Stored data entries
***

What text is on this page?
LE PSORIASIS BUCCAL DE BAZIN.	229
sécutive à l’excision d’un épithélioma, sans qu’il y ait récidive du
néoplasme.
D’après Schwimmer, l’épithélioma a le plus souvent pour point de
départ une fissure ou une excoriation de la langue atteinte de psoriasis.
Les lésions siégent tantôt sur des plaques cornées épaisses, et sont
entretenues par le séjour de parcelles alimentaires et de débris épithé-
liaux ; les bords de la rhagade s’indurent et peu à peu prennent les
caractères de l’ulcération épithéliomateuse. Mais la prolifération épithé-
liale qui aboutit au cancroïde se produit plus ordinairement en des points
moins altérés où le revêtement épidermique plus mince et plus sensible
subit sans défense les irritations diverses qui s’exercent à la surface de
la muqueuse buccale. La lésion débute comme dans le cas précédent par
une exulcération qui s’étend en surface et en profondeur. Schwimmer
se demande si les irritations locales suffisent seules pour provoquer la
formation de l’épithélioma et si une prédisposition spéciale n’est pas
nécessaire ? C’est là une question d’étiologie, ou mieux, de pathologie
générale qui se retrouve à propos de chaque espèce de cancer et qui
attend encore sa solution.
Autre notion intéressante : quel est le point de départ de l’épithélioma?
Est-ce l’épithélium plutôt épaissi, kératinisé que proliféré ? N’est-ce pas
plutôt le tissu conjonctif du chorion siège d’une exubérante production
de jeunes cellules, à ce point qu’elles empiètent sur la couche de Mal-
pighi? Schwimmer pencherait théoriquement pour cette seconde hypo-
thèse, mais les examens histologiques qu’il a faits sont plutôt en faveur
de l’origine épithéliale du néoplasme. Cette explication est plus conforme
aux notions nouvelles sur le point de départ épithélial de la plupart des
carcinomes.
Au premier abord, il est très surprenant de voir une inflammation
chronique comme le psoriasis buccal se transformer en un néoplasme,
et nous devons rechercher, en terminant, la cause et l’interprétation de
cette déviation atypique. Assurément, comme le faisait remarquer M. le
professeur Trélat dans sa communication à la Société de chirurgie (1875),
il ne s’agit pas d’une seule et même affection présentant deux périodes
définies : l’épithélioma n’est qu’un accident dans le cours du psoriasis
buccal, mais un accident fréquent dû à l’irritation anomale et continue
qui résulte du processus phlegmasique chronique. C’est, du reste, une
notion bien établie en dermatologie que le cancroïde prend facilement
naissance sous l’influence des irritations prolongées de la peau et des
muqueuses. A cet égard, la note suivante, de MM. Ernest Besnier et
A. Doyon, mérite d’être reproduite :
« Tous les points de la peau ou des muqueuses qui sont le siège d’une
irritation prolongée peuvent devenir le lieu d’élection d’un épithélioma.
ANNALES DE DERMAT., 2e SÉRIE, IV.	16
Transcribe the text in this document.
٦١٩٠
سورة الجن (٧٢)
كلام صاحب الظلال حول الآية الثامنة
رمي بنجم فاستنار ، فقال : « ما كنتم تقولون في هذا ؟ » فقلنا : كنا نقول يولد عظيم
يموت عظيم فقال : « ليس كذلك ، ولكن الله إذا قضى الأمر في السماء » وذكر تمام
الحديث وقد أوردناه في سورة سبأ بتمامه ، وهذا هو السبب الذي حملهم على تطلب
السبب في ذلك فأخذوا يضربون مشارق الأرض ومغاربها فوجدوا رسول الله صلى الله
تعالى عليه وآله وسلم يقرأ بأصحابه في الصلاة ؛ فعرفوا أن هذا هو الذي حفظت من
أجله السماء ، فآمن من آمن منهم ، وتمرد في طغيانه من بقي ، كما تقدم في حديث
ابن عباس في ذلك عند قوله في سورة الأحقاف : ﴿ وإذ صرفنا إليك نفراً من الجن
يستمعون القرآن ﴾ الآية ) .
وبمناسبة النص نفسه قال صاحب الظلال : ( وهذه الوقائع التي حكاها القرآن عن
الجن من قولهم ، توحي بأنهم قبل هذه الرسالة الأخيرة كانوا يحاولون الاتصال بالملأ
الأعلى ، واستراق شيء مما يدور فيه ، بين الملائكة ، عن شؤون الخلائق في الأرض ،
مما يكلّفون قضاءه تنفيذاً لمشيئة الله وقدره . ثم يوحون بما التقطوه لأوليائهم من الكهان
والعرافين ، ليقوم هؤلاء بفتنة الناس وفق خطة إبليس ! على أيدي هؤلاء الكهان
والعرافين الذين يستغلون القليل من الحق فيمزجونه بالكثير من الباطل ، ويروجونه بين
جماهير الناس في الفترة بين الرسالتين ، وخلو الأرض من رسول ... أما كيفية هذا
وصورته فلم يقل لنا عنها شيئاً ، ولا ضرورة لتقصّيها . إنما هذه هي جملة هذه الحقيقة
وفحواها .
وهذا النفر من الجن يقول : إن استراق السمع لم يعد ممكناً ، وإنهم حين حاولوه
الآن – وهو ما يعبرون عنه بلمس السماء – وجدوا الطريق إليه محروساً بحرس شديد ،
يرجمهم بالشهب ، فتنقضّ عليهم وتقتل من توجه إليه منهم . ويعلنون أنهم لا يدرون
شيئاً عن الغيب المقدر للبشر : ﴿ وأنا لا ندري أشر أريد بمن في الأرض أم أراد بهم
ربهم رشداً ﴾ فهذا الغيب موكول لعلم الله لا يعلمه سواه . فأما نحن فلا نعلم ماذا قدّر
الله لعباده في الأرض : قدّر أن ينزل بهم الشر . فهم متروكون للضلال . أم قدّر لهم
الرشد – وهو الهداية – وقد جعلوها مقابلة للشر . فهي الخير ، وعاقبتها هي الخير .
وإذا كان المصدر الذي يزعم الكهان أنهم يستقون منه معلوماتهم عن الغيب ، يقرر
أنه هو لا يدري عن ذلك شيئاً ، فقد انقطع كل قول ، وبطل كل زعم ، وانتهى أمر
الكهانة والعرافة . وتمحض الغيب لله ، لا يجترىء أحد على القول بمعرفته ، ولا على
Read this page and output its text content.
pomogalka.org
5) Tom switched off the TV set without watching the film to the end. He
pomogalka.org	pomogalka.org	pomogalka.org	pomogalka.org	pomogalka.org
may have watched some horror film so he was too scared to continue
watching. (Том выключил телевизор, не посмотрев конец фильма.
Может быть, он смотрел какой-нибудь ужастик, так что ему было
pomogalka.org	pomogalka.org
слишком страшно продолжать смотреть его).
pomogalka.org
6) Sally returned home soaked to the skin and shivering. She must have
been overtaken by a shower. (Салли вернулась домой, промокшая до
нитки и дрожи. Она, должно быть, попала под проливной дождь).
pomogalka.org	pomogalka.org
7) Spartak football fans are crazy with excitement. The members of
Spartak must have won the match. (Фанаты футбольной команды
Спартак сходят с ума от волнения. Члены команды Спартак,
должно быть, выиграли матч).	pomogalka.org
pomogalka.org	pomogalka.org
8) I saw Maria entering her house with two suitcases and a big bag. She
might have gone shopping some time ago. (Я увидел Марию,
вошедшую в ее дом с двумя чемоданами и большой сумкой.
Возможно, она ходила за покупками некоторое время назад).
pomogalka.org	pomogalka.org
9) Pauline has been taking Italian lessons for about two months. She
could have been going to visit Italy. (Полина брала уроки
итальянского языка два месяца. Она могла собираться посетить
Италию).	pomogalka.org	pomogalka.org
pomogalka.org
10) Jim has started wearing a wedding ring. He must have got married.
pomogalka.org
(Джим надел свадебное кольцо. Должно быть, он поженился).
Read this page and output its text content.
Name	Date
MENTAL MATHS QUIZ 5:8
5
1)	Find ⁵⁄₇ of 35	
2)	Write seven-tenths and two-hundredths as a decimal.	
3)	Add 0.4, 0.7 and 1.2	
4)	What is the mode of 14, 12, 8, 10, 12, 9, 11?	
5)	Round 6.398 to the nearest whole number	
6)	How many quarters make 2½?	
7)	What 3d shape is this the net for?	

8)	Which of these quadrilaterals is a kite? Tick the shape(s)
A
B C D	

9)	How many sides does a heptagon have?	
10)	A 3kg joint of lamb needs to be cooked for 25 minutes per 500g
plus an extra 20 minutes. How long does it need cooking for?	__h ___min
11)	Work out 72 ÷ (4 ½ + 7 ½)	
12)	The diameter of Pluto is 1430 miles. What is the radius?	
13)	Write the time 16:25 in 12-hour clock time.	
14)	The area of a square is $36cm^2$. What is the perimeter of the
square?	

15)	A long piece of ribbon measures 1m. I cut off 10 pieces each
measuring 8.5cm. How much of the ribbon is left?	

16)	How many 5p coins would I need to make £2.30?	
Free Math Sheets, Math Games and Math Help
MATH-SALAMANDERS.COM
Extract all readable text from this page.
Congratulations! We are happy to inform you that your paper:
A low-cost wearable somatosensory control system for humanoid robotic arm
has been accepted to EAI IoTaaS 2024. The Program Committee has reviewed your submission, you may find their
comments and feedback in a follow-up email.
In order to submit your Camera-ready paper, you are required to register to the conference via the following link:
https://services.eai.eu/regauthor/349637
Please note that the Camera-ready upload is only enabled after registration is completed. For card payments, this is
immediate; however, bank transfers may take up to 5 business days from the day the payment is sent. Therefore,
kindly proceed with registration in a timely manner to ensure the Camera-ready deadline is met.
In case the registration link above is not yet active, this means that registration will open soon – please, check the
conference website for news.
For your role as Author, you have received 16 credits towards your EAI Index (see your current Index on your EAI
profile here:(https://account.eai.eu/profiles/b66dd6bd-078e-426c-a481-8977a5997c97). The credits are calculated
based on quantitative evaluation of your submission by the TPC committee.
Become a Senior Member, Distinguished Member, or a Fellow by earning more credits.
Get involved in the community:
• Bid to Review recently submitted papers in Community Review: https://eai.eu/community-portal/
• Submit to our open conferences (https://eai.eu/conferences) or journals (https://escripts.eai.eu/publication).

***

**Task prompt:** Return every line of the preceding records in which the word "cancroïde" appears.

**Task result:**
liale qui aboutit au cancroïde se produit plus ordinairement en des points
notion bien établie en dermatologie que le cancroïde prend facilement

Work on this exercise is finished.